Data listing

☆ ☆ ☆ ☆

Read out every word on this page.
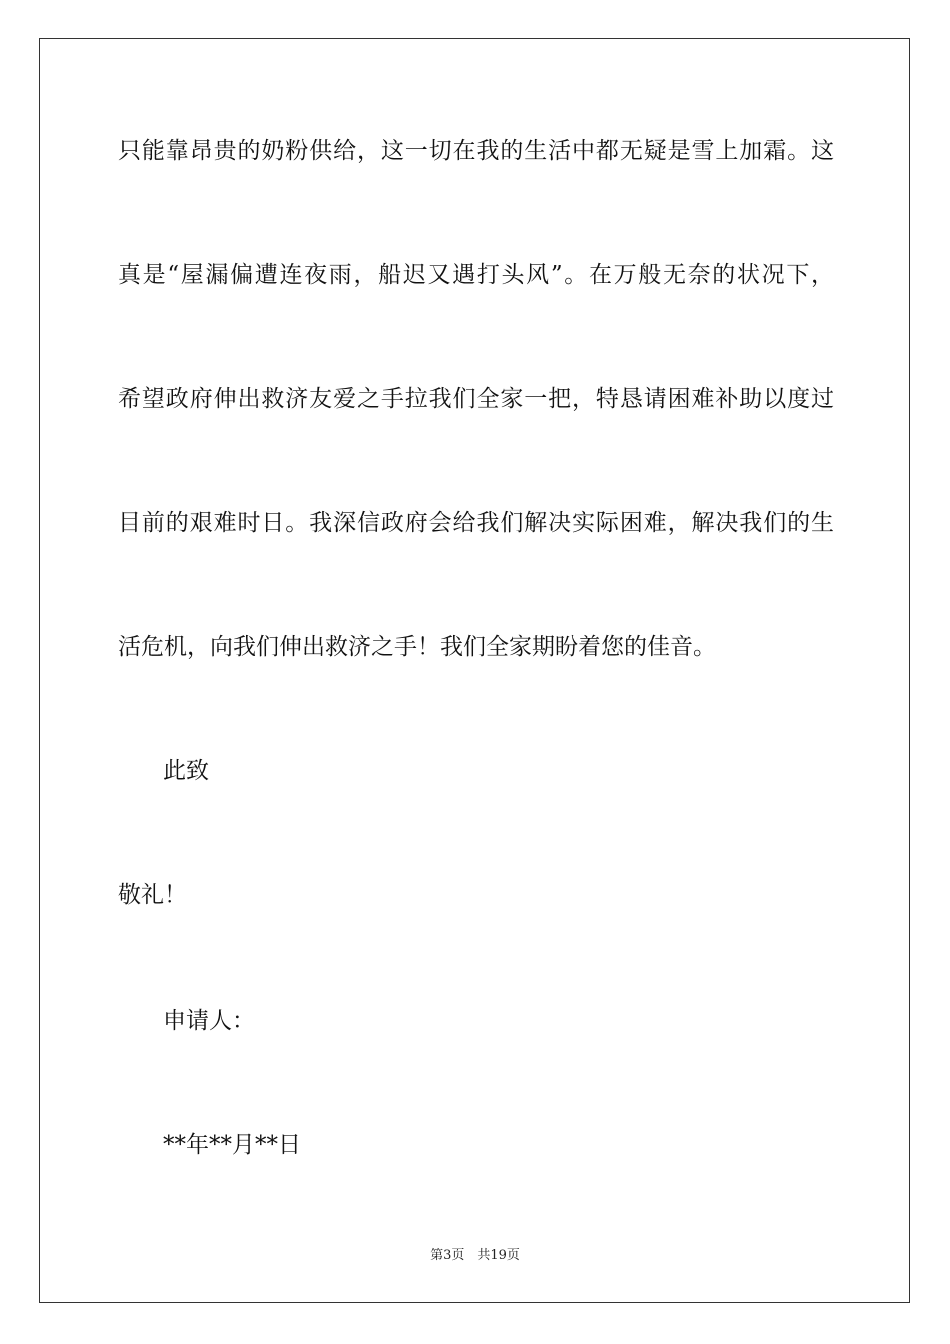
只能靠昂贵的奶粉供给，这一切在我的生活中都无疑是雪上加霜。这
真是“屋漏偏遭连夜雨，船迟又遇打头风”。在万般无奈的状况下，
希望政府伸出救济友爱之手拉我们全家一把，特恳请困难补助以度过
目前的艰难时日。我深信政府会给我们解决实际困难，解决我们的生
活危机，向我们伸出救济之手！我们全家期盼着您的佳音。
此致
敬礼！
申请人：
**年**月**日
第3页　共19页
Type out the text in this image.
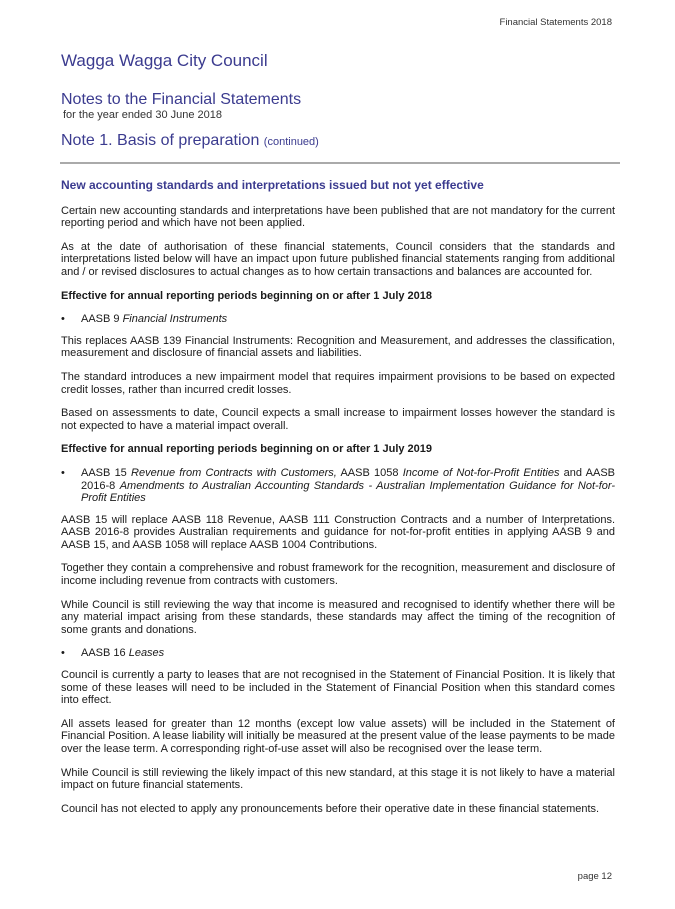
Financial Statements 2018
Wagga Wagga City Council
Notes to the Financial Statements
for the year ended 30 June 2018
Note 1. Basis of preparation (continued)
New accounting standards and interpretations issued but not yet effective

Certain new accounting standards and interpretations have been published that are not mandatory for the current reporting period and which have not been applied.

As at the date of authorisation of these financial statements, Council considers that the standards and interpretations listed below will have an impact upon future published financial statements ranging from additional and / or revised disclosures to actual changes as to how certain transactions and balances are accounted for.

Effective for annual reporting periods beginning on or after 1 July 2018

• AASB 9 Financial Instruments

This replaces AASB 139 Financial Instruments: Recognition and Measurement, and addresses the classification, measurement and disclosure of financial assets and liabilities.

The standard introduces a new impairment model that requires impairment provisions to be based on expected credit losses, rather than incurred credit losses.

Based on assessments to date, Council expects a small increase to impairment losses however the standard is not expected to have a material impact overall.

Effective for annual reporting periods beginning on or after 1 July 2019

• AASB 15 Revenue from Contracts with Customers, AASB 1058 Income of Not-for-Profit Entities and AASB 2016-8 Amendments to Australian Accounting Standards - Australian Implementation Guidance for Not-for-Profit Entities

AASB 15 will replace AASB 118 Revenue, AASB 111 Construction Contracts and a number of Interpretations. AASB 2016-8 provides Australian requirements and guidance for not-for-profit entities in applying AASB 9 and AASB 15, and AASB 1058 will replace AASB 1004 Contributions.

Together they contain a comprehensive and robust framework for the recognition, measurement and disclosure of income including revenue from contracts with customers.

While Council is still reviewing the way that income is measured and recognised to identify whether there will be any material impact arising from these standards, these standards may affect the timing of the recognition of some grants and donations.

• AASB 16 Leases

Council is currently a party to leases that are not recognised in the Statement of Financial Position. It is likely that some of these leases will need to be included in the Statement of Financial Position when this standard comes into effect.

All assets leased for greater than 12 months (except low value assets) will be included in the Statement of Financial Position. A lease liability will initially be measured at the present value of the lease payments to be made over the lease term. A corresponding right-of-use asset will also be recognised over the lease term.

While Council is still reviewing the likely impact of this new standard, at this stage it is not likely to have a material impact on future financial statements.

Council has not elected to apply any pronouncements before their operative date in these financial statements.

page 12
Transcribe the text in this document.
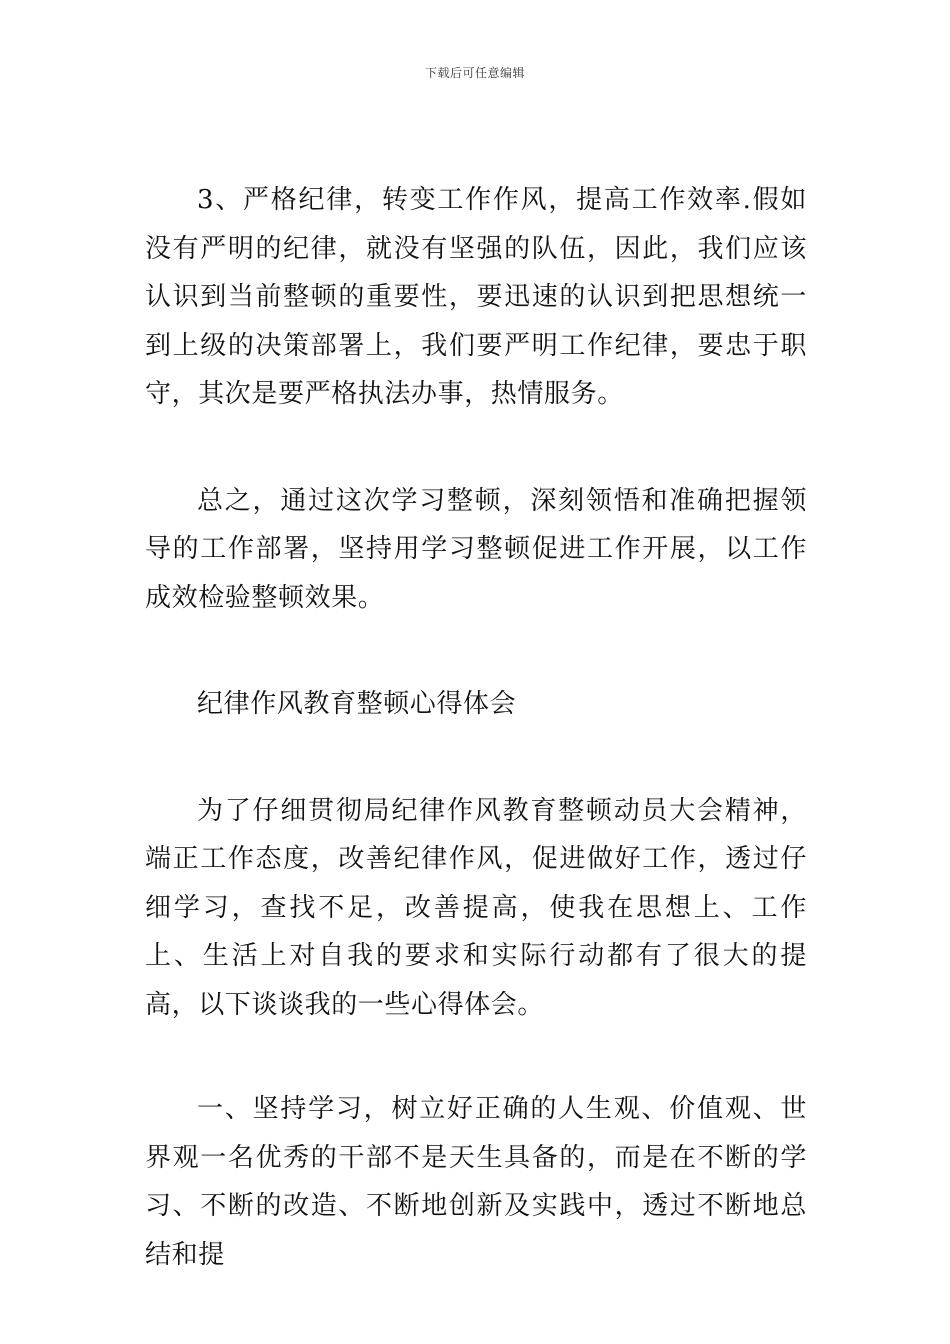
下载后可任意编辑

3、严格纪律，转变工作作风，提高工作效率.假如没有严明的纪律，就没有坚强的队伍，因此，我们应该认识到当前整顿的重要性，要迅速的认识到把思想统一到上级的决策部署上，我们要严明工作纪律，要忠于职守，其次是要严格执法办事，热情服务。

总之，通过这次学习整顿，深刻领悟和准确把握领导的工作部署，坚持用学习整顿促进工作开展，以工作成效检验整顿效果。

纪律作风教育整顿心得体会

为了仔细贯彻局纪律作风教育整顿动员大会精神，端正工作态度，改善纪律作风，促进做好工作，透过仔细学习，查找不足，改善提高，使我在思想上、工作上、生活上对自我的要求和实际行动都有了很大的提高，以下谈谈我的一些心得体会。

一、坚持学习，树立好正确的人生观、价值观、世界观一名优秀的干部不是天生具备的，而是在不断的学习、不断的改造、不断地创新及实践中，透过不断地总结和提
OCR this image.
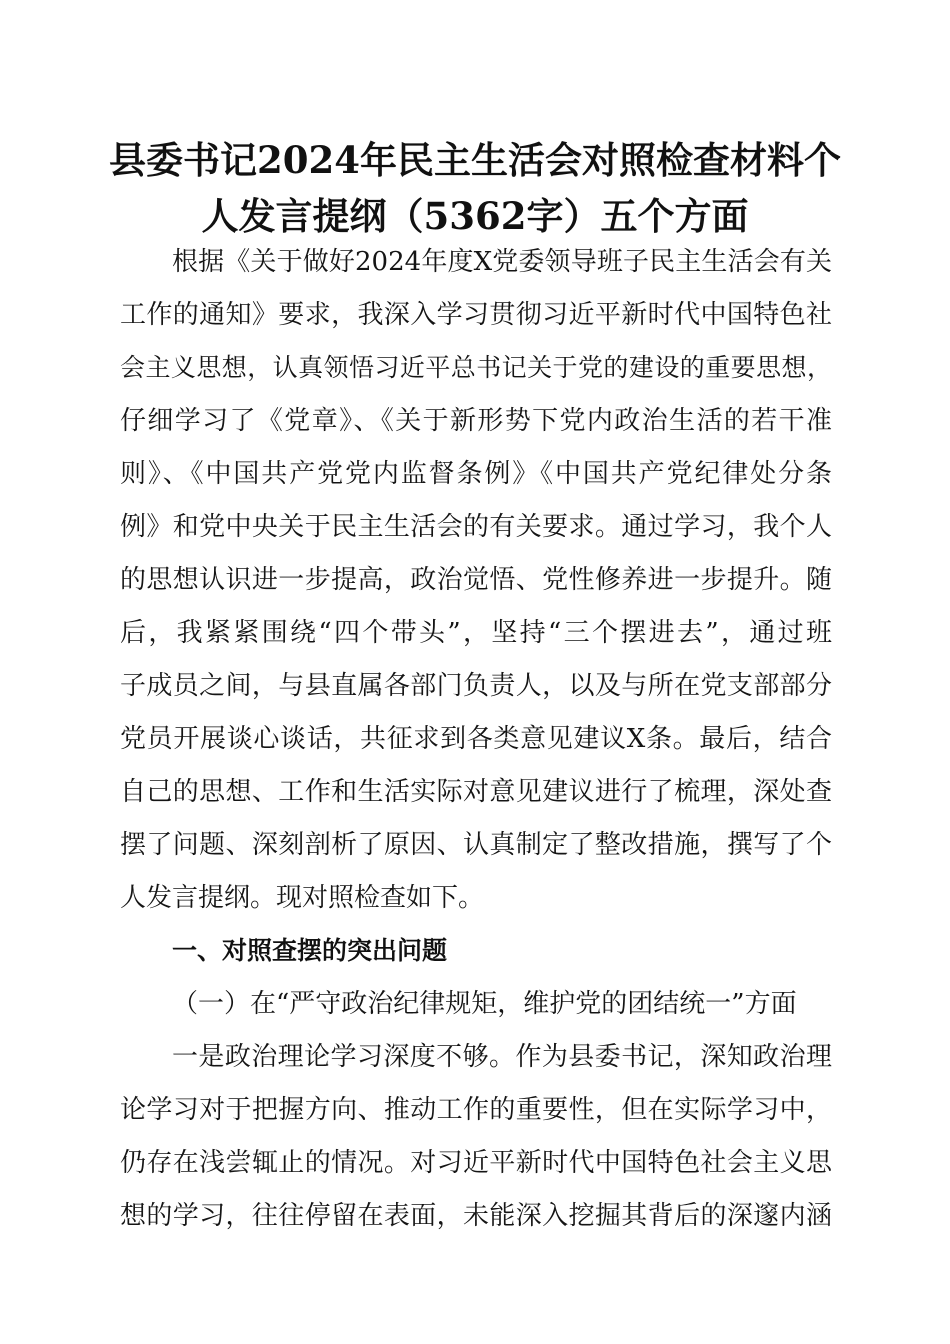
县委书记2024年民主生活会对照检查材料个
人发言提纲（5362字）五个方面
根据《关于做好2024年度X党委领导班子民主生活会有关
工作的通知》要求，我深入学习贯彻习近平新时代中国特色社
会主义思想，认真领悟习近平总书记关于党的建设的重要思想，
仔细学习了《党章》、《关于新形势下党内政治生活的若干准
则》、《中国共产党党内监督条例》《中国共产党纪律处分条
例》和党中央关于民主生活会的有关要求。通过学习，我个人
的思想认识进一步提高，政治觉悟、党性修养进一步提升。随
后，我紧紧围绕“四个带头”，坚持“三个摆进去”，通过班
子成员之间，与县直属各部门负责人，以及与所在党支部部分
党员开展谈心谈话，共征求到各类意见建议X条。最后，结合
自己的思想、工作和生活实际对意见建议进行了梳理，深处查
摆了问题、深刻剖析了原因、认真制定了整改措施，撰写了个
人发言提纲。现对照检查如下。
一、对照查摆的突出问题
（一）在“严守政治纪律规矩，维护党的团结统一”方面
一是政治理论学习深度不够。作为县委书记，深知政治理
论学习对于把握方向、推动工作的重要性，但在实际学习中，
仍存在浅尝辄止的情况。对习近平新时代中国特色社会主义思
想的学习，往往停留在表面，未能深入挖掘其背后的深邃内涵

☆ ☆ ☆ ☆

WRITTEN INSTRUCTION: Leave the pictures out, and print every line of the listing exactly as written.

EXERCISE RESULT:
Read out every word on this page.
只能靠昂贵的奶粉供给，这一切在我的生活中都无疑是雪上加霜。这
真是“屋漏偏遭连夜雨，船迟又遇打头风”。在万般无奈的状况下，
希望政府伸出救济友爱之手拉我们全家一把，特恳请困难补助以度过
目前的艰难时日。我深信政府会给我们解决实际困难，解决我们的生
活危机，向我们伸出救济之手！我们全家期盼着您的佳音。
此致
敬礼！
申请人：
**年**月**日
第3页　共19页
Type out the text in this image.
Financial Statements 2018
Wagga Wagga City Council
Notes to the Financial Statements
for the year ended 30 June 2018
Note 1. Basis of preparation (continued)
New accounting standards and interpretations issued but not yet effective

Certain new accounting standards and interpretations have been published that are not mandatory for the current reporting period and which have not been applied.

As at the date of authorisation of these financial statements, Council considers that the standards and interpretations listed below will have an impact upon future published financial statements ranging from additional and / or revised disclosures to actual changes as to how certain transactions and balances are accounted for.

Effective for annual reporting periods beginning on or after 1 July 2018

• AASB 9 Financial Instruments

This replaces AASB 139 Financial Instruments: Recognition and Measurement, and addresses the classification, measurement and disclosure of financial assets and liabilities.

The standard introduces a new impairment model that requires impairment provisions to be based on expected credit losses, rather than incurred credit losses.

Based on assessments to date, Council expects a small increase to impairment losses however the standard is not expected to have a material impact overall.

Effective for annual reporting periods beginning on or after 1 July 2019

• AASB 15 Revenue from Contracts with Customers, AASB 1058 Income of Not-for-Profit Entities and AASB 2016-8 Amendments to Australian Accounting Standards - Australian Implementation Guidance for Not-for-Profit Entities

AASB 15 will replace AASB 118 Revenue, AASB 111 Construction Contracts and a number of Interpretations. AASB 2016-8 provides Australian requirements and guidance for not-for-profit entities in applying AASB 9 and AASB 15, and AASB 1058 will replace AASB 1004 Contributions.

Together they contain a comprehensive and robust framework for the recognition, measurement and disclosure of income including revenue from contracts with customers.

While Council is still reviewing the way that income is measured and recognised to identify whether there will be any material impact arising from these standards, these standards may affect the timing of the recognition of some grants and donations.

• AASB 16 Leases

Council is currently a party to leases that are not recognised in the Statement of Financial Position. It is likely that some of these leases will need to be included in the Statement of Financial Position when this standard comes into effect.

All assets leased for greater than 12 months (except low value assets) will be included in the Statement of Financial Position. A lease liability will initially be measured at the present value of the lease payments to be made over the lease term. A corresponding right-of-use asset will also be recognised over the lease term.

While Council is still reviewing the likely impact of this new standard, at this stage it is not likely to have a material impact on future financial statements.

Council has not elected to apply any pronouncements before their operative date in these financial statements.

page 12
Transcribe the text in this document.
下载后可任意编辑

3、严格纪律，转变工作作风，提高工作效率.假如没有严明的纪律，就没有坚强的队伍，因此，我们应该认识到当前整顿的重要性，要迅速的认识到把思想统一到上级的决策部署上，我们要严明工作纪律，要忠于职守，其次是要严格执法办事，热情服务。

总之，通过这次学习整顿，深刻领悟和准确把握领导的工作部署，坚持用学习整顿促进工作开展，以工作成效检验整顿效果。

纪律作风教育整顿心得体会

为了仔细贯彻局纪律作风教育整顿动员大会精神，端正工作态度，改善纪律作风，促进做好工作，透过仔细学习，查找不足，改善提高，使我在思想上、工作上、生活上对自我的要求和实际行动都有了很大的提高，以下谈谈我的一些心得体会。

一、坚持学习，树立好正确的人生观、价值观、世界观一名优秀的干部不是天生具备的，而是在不断的学习、不断的改造、不断地创新及实践中，透过不断地总结和提
OCR this image.
县委书记2024年民主生活会对照检查材料个
人发言提纲（5362字）五个方面
根据《关于做好2024年度X党委领导班子民主生活会有关
工作的通知》要求，我深入学习贯彻习近平新时代中国特色社
会主义思想，认真领悟习近平总书记关于党的建设的重要思想，
仔细学习了《党章》、《关于新形势下党内政治生活的若干准
则》、《中国共产党党内监督条例》《中国共产党纪律处分条
例》和党中央关于民主生活会的有关要求。通过学习，我个人
的思想认识进一步提高，政治觉悟、党性修养进一步提升。随
后，我紧紧围绕“四个带头”，坚持“三个摆进去”，通过班
子成员之间，与县直属各部门负责人，以及与所在党支部部分
党员开展谈心谈话，共征求到各类意见建议X条。最后，结合
自己的思想、工作和生活实际对意见建议进行了梳理，深处查
摆了问题、深刻剖析了原因、认真制定了整改措施，撰写了个
人发言提纲。现对照检查如下。
一、对照查摆的突出问题
（一）在“严守政治纪律规矩，维护党的团结统一”方面
一是政治理论学习深度不够。作为县委书记，深知政治理
论学习对于把握方向、推动工作的重要性，但在实际学习中，
仍存在浅尝辄止的情况。对习近平新时代中国特色社会主义思
想的学习，往往停留在表面，未能深入挖掘其背后的深邃内涵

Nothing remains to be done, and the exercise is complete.